Exercise: Give the number of lines containing the word "JSON", and nothing else.

Rows:

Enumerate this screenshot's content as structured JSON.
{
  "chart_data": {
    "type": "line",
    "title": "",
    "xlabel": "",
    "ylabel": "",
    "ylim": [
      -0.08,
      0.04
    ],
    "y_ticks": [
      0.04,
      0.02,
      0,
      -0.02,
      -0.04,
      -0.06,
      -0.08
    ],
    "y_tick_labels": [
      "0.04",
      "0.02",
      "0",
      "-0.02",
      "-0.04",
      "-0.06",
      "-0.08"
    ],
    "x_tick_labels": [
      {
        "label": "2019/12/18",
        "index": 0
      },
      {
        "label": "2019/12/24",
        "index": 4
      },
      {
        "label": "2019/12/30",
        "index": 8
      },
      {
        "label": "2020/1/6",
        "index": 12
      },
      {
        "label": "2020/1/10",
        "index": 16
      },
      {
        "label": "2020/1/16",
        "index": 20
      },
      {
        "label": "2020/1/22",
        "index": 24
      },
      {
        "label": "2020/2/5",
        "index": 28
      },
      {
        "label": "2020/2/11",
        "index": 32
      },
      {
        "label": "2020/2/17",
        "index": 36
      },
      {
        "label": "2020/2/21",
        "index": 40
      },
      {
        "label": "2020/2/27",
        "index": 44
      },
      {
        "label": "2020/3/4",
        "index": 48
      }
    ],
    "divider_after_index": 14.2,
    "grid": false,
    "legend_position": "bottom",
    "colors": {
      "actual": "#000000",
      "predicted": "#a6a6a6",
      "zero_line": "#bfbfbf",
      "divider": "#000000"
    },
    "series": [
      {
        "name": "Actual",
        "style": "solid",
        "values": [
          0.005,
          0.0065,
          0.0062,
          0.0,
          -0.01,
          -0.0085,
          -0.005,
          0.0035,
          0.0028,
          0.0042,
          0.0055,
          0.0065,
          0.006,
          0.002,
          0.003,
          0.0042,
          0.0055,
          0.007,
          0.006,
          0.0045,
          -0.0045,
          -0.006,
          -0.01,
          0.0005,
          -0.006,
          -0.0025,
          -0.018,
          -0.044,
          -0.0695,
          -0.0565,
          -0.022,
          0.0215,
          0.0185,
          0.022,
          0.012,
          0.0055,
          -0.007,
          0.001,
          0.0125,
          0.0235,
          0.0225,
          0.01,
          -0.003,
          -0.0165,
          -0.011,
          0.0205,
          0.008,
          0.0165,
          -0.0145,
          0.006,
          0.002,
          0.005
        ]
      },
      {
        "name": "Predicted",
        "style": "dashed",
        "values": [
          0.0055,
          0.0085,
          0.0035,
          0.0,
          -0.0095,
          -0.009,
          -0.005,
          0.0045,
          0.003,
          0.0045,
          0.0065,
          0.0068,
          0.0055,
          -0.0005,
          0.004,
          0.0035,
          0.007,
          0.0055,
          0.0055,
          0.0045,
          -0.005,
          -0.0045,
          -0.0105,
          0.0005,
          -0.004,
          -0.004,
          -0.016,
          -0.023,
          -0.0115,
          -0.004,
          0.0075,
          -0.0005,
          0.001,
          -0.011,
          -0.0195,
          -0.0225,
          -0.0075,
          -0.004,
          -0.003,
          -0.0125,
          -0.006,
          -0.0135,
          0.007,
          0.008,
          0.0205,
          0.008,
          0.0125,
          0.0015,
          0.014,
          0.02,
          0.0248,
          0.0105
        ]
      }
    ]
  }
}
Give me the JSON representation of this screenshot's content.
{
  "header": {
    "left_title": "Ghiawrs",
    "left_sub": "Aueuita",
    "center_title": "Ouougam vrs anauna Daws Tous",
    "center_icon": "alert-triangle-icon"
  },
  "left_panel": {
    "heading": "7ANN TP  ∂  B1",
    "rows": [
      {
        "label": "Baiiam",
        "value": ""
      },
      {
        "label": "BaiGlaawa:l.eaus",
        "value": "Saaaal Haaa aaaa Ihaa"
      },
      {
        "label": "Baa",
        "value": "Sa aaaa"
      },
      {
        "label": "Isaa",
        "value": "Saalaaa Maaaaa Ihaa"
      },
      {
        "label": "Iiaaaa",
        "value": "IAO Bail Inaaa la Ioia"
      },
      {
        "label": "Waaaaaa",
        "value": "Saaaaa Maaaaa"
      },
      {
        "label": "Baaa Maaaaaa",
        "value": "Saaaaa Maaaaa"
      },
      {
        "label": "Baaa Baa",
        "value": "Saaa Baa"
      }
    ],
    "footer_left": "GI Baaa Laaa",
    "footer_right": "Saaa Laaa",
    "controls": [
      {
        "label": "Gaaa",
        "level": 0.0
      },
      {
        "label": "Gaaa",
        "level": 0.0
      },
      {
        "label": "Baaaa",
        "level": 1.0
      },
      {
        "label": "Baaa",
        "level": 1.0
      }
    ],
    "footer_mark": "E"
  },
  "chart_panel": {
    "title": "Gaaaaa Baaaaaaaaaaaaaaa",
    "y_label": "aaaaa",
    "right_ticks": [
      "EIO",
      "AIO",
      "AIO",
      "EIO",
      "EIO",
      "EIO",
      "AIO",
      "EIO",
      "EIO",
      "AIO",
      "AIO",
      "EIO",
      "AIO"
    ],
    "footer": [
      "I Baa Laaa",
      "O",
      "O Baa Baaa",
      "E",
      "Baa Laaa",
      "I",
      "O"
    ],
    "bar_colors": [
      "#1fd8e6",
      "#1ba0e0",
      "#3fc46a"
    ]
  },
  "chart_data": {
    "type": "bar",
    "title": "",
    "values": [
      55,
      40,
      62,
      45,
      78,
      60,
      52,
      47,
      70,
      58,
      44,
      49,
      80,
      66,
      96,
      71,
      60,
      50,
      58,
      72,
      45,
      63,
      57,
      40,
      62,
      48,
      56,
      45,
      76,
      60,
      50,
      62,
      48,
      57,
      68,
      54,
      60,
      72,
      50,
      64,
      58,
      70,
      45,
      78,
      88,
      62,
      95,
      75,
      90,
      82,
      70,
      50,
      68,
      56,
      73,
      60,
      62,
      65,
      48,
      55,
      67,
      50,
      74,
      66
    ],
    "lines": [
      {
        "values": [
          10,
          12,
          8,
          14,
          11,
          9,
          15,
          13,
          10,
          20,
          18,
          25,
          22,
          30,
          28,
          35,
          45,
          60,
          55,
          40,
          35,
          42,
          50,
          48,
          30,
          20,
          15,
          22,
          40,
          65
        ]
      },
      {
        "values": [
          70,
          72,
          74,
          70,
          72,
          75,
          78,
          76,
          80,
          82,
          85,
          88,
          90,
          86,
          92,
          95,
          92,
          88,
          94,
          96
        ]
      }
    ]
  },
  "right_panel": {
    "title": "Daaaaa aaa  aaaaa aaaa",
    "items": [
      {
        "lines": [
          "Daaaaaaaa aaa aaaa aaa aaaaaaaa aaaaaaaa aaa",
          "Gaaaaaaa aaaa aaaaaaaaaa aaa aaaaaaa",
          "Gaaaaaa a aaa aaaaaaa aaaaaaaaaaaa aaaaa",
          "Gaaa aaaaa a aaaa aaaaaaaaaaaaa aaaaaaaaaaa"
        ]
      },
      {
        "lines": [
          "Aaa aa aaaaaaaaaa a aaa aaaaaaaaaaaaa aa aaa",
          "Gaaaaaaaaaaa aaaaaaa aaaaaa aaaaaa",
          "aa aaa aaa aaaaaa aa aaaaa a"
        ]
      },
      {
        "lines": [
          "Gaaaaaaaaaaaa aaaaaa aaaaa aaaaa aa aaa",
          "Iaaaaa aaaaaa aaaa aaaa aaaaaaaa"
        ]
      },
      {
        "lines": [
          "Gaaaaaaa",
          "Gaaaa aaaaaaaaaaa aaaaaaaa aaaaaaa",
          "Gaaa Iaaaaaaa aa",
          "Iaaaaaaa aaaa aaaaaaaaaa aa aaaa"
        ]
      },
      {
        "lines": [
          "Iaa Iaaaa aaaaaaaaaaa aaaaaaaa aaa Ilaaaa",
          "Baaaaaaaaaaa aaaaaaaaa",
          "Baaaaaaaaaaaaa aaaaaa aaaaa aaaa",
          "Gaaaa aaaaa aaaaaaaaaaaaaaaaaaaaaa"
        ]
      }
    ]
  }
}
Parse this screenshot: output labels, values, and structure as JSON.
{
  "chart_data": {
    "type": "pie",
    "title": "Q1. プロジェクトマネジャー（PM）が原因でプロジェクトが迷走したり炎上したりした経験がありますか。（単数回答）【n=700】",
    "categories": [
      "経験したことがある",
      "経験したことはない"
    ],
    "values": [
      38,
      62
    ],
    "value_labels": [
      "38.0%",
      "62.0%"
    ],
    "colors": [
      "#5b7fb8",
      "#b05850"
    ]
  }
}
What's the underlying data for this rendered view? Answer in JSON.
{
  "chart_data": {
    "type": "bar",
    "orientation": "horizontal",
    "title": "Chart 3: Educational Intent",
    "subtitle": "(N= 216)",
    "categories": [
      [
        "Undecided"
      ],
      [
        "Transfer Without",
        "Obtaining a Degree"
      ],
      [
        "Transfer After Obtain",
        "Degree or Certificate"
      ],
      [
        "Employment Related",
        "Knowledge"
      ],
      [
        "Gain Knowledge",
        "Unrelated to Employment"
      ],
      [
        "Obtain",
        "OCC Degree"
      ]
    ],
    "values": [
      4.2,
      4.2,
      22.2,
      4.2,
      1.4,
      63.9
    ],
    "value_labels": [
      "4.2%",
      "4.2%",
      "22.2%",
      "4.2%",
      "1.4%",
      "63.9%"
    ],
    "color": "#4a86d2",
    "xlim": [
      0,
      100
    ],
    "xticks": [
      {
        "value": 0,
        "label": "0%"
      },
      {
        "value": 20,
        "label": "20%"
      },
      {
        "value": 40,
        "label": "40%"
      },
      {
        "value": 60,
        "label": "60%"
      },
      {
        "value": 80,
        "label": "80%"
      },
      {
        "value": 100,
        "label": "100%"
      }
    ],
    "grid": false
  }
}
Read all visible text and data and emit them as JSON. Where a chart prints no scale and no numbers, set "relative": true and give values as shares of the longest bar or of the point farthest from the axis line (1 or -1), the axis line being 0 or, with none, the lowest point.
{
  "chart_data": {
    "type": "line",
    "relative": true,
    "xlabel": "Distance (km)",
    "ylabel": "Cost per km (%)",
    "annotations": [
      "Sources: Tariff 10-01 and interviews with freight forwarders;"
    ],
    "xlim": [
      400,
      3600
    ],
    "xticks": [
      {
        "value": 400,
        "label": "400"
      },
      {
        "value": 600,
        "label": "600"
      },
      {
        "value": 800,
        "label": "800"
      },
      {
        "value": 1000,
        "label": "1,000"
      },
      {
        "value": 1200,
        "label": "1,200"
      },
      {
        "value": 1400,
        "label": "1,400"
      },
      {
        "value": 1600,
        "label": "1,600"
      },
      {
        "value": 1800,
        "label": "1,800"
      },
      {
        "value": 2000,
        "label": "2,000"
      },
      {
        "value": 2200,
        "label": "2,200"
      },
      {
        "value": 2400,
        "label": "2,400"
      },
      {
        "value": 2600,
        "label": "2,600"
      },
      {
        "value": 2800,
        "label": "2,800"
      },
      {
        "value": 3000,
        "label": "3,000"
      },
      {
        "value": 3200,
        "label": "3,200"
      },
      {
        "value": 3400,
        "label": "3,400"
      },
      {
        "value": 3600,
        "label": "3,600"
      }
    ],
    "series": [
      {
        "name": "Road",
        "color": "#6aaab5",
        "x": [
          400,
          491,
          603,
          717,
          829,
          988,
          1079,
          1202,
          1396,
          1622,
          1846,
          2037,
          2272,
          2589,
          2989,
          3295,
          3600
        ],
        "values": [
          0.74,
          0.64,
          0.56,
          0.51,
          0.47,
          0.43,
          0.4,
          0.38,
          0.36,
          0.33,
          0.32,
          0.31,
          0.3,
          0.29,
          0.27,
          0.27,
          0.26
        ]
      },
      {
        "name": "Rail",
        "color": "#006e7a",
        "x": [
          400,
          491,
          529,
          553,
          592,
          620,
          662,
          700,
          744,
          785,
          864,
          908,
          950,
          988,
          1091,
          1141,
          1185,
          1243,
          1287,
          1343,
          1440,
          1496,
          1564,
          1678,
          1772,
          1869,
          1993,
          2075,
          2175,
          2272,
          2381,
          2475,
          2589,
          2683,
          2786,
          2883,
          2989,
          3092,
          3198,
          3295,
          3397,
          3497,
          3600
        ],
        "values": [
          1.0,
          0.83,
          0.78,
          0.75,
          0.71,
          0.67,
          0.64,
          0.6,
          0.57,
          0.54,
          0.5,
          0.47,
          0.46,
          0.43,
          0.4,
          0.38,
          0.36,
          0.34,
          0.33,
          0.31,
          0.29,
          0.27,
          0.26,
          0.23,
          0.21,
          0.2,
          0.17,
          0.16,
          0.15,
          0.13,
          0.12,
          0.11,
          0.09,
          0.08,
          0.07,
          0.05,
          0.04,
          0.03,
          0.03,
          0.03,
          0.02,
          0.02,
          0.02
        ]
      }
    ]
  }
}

Complete response: 5